§ What the task asks
In the records that follow, locate every line with "wyroby" and extract it.

§ Exercise inputs
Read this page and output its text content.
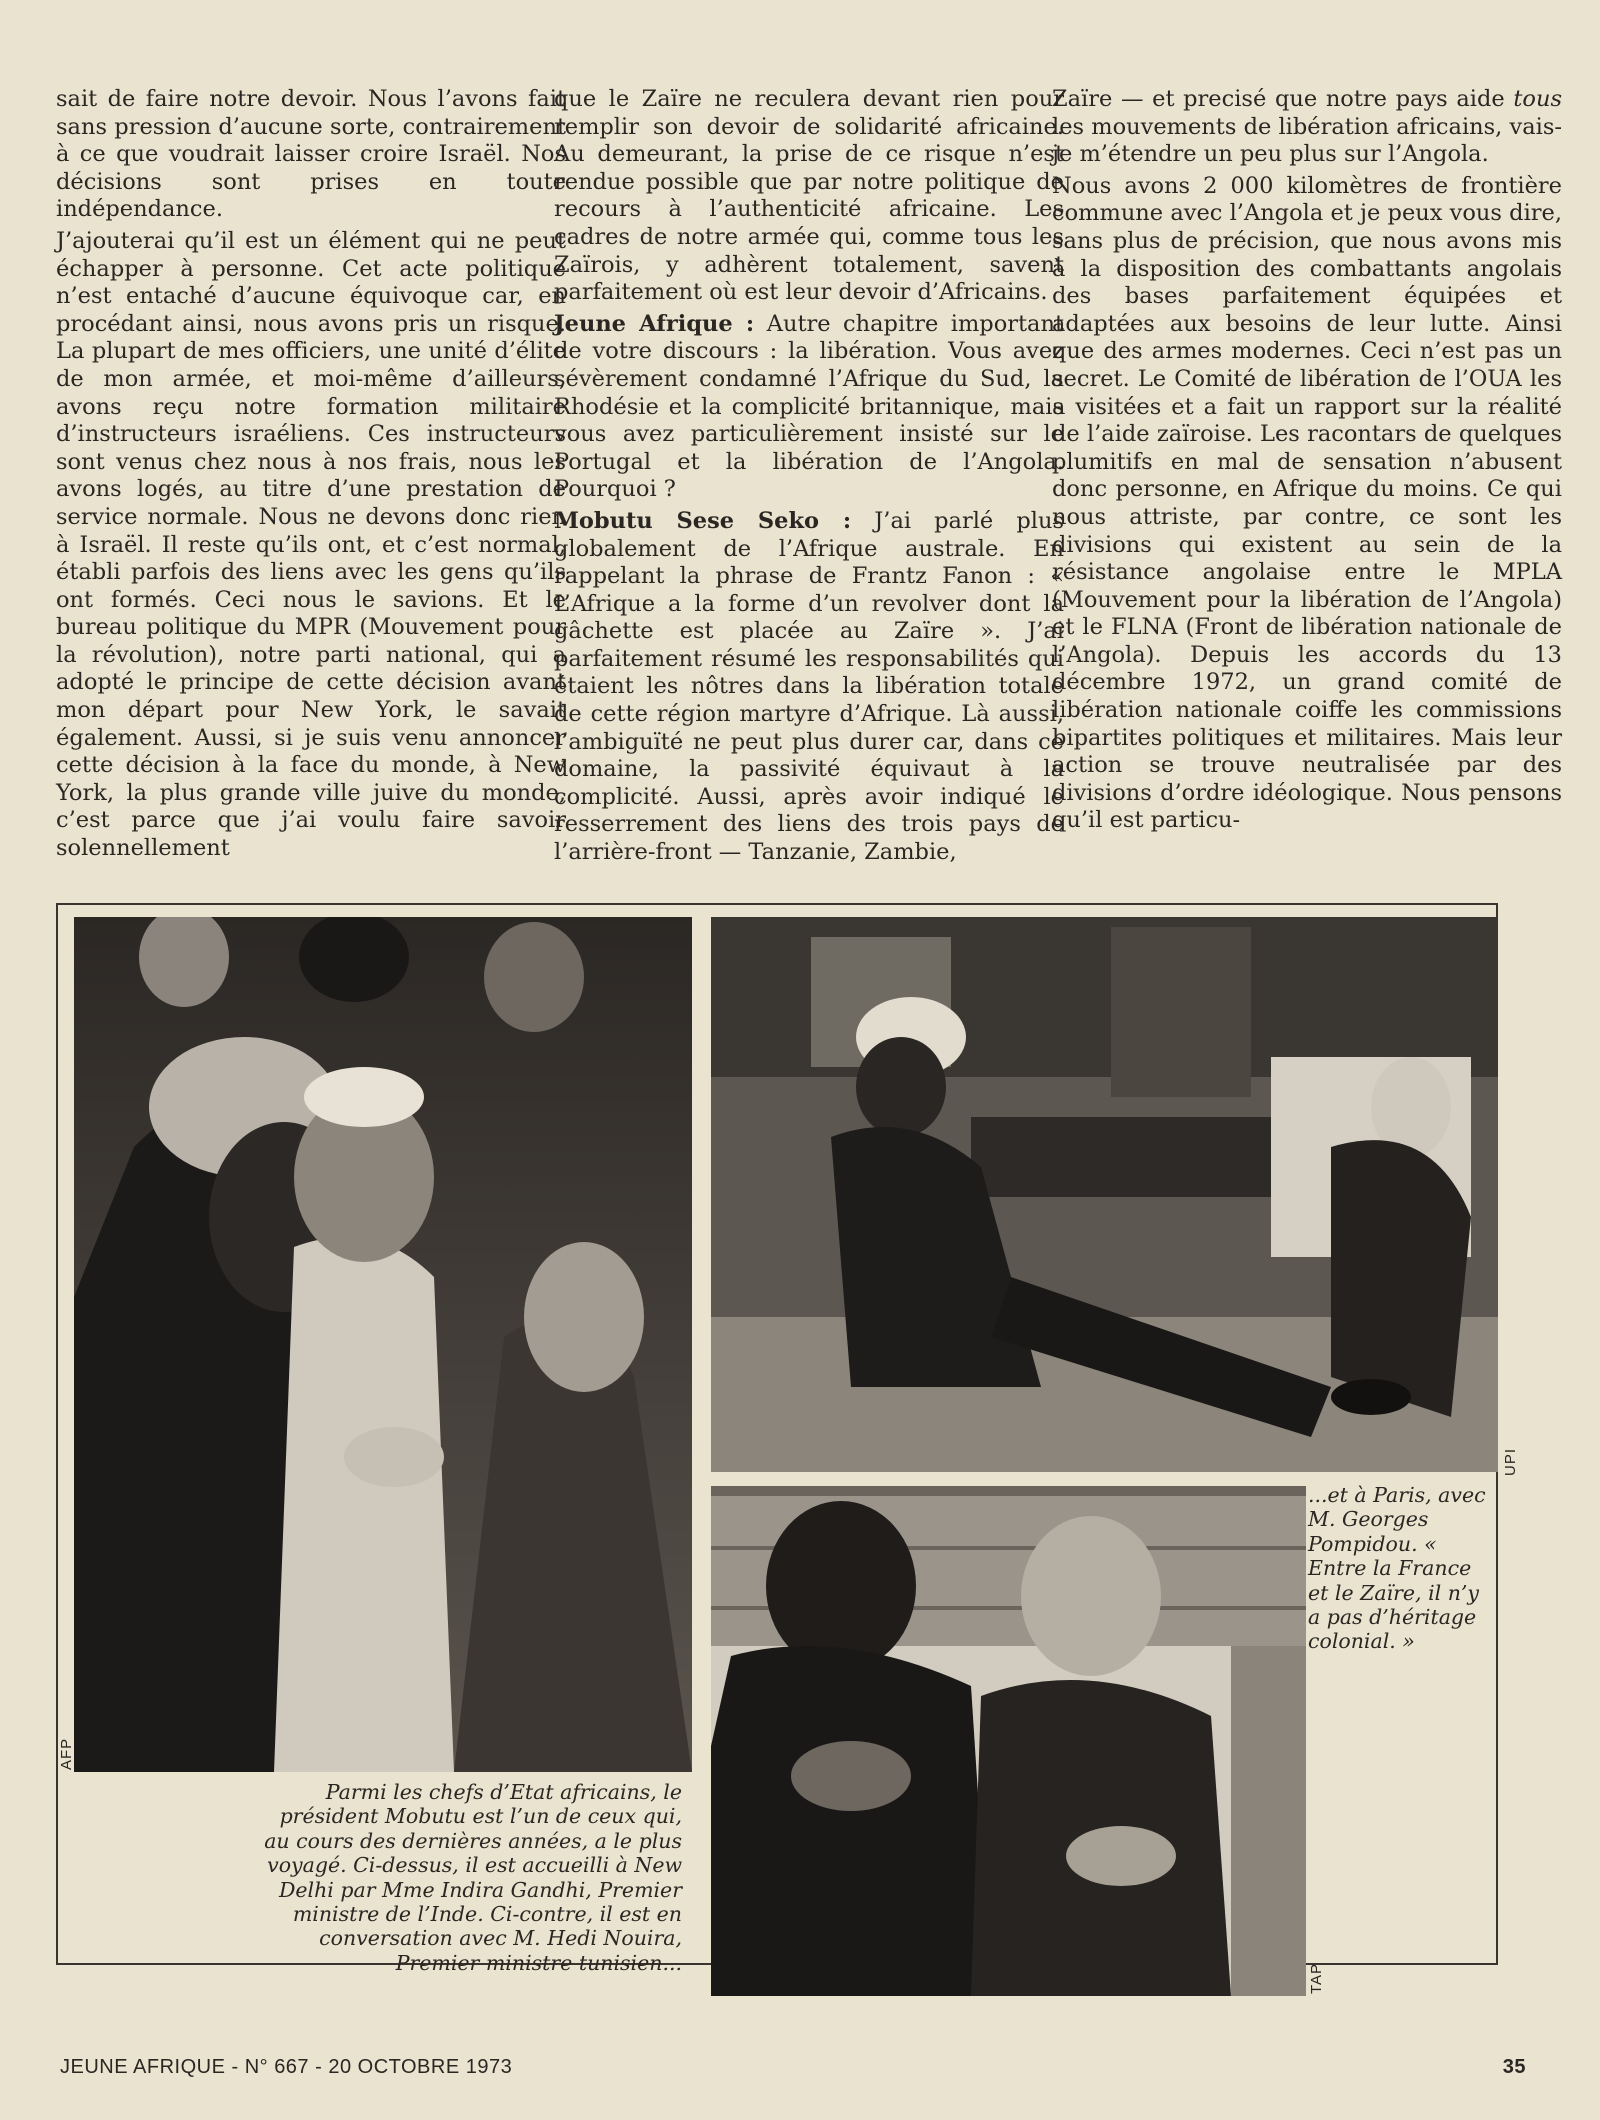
sait de faire notre devoir. Nous l’avons fait sans pression d’aucune sorte, contrairement à ce que voudrait laisser croire Israël. Nos décisions sont prises en toute indépendance.

J’ajouterai qu’il est un élément qui ne peut échapper à personne. Cet acte politique n’est entaché d’aucune équivoque car, en procédant ainsi, nous avons pris un risque. La plupart de mes officiers, une unité d’élite de mon armée, et moi-même d’ailleurs, avons reçu notre formation militaire d’instructeurs israéliens. Ces instructeurs sont venus chez nous à nos frais, nous les avons logés, au titre d’une prestation de service normale. Nous ne devons donc rien à Israël. Il reste qu’ils ont, et c’est normal, établi parfois des liens avec les gens qu’ils ont formés. Ceci nous le savions. Et le bureau politique du MPR (Mouvement pour la révolution), notre parti national, qui a adopté le principe de cette décision avant mon départ pour New York, le savait également. Aussi, si je suis venu annoncer cette décision à la face du monde, à New York, la plus grande ville juive du monde, c’est parce que j’ai voulu faire savoir solennellement

que le Zaïre ne reculera devant rien pour remplir son devoir de solidarité africaine. Au demeurant, la prise de ce risque n’est rendue possible que par notre politique de recours à l’authenticité africaine. Les cadres de notre armée qui, comme tous les Zaïrois, y adhèrent totalement, savent parfaitement où est leur devoir d’Africains.

Jeune Afrique : Autre chapitre important de votre discours : la libération. Vous avez sévèrement condamné l’Afrique du Sud, la Rhodésie et la complicité britannique, mais vous avez particulièrement insisté sur le Portugal et la libération de l’Angola. Pourquoi ?

Mobutu Sese Seko : J’ai parlé plus globalement de l’Afrique australe. En rappelant la phrase de Frantz Fanon : « L’Afrique a la forme d’un revolver dont la gâchette est placée au Zaïre ». J’ai parfaitement résumé les responsabilités qui étaient les nôtres dans la libération totale de cette région martyre d’Afrique. Là aussi, l’ambiguïté ne peut plus durer car, dans ce domaine, la passivité équivaut à la complicité. Aussi, après avoir indiqué le resserrement des liens des trois pays de l’arrière-front — Tanzanie, Zambie,

Zaïre — et precisé que notre pays aide tous les mouvements de libération africains, vais-je m’étendre un peu plus sur l’Angola.

Nous avons 2 000 kilomètres de frontière commune avec l’Angola et je peux vous dire, sans plus de précision, que nous avons mis à la disposition des combattants angolais des bases parfaitement équipées et adaptées aux besoins de leur lutte. Ainsi que des armes modernes. Ceci n’est pas un secret. Le Comité de libération de l’OUA les a visitées et a fait un rapport sur la réalité de l’aide zaïroise. Les racontars de quelques plumitifs en mal de sensation n’abusent donc personne, en Afrique du moins. Ce qui nous attriste, par contre, ce sont les divisions qui existent au sein de la résistance angolaise entre le MPLA (Mouvement pour la libération de l’Angola) et le FLNA (Front de libération nationale de l’Angola). Depuis les accords du 13 décembre 1972, un grand comité de libération nationale coiffe les commissions bipartites politiques et militaires. Mais leur action se trouve neutralisée par des divisions d’ordre idéologique. Nous pensons qu’il est particu-

AFP
UPI
TAP
Parmi les chefs d’Etat africains, le président Mobutu est l’un de ceux qui, au cours des dernières années, a le plus voyagé. Ci-dessus, il est accueilli à New Delhi par Mme Indira Gandhi, Premier ministre de l’Inde. Ci-contre, il est en conversation avec M. Hedi Nouira, Premier ministre tunisien...
...et à Paris, avec M. Georges Pompidou. « Entre la France et le Zaïre, il n’y a pas d’héritage colonial. »
JEUNE AFRIQUE - N° 667 - 20 OCTOBRE 1973	35
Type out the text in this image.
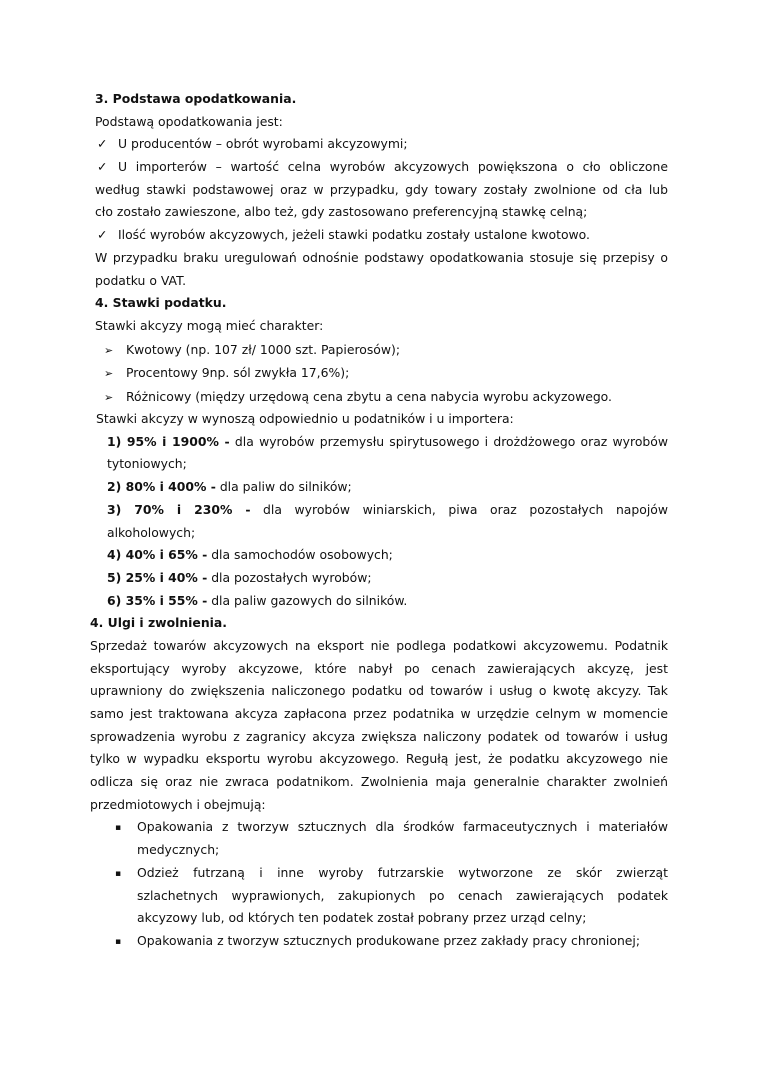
3. Podstawa opodatkowania.
Podstawą opodatkowania jest:
✓ U producentów – obrót wyrobami akcyzowymi;
✓ U importerów – wartość celna wyrobów akcyzowych powiększona o cło obliczone
według stawki podstawowej oraz w przypadku, gdy towary zostały zwolnione od cła lub
cło zostało zawieszone, albo też, gdy zastosowano preferencyjną stawkę celną;
✓ Ilość wyrobów akcyzowych, jeżeli stawki podatku zostały ustalone kwotowo.
W przypadku braku uregulowań odnośnie podstawy opodatkowania stosuje się przepisy o
podatku o VAT.
4. Stawki podatku.
Stawki akcyzy mogą mieć charakter:
➢ Kwotowy (np. 107 zł/ 1000 szt. Papierosów);
➢ Procentowy 9np. sól zwykła 17,6%);
➢ Różnicowy (między urzędową cena zbytu a cena nabycia wyrobu ackyzowego.
Stawki akcyzy w wynoszą odpowiednio u podatników i u importera:
1) 95% i 1900% - dla wyrobów przemysłu spirytusowego i drożdżowego oraz wyrobów
tytoniowych;
2) 80% i 400% - dla paliw do silników;
3) 70% i 230% - dla wyrobów winiarskich, piwa oraz pozostałych napojów
alkoholowych;
4) 40% i 65% - dla samochodów osobowych;
5) 25% i 40% - dla pozostałych wyrobów;
6) 35% i 55% - dla paliw gazowych do silników.
4. Ulgi i zwolnienia.
Sprzedaż towarów akcyzowych na eksport nie podlega podatkowi akcyzowemu. Podatnik
eksportujący wyroby akcyzowe, które nabył po cenach zawierających akcyzę, jest
uprawniony do zwiększenia naliczonego podatku od towarów i usług o kwotę akcyzy. Tak
samo jest traktowana akcyza zapłacona przez podatnika w urzędzie celnym w momencie
sprowadzenia wyrobu z zagranicy akcyza zwiększa naliczony podatek od towarów i usług
tylko w wypadku eksportu wyrobu akcyzowego. Regułą jest, że podatku akcyzowego nie
odlicza się oraz nie zwraca podatnikom. Zwolnienia maja generalnie charakter zwolnień
przedmiotowych i obejmują:
▪ Opakowania z tworzyw sztucznych dla środków farmaceutycznych i materiałów
medycznych;
▪ Odzież futrzaną i inne wyroby futrzarskie wytworzone ze skór zwierząt
szlachetnych wyprawionych, zakupionych po cenach zawierających podatek
akcyzowy lub, od których ten podatek został pobrany przez urząd celny;
▪ Opakowania z tworzyw sztucznych produkowane przez zakłady pracy chronionej;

§ Reply to the exercise
eksportujący wyroby akcyzowe, które nabył po cenach zawierających akcyzę, jest
▪ Odzież futrzaną i inne wyroby futrzarskie wytworzone ze skór zwierząt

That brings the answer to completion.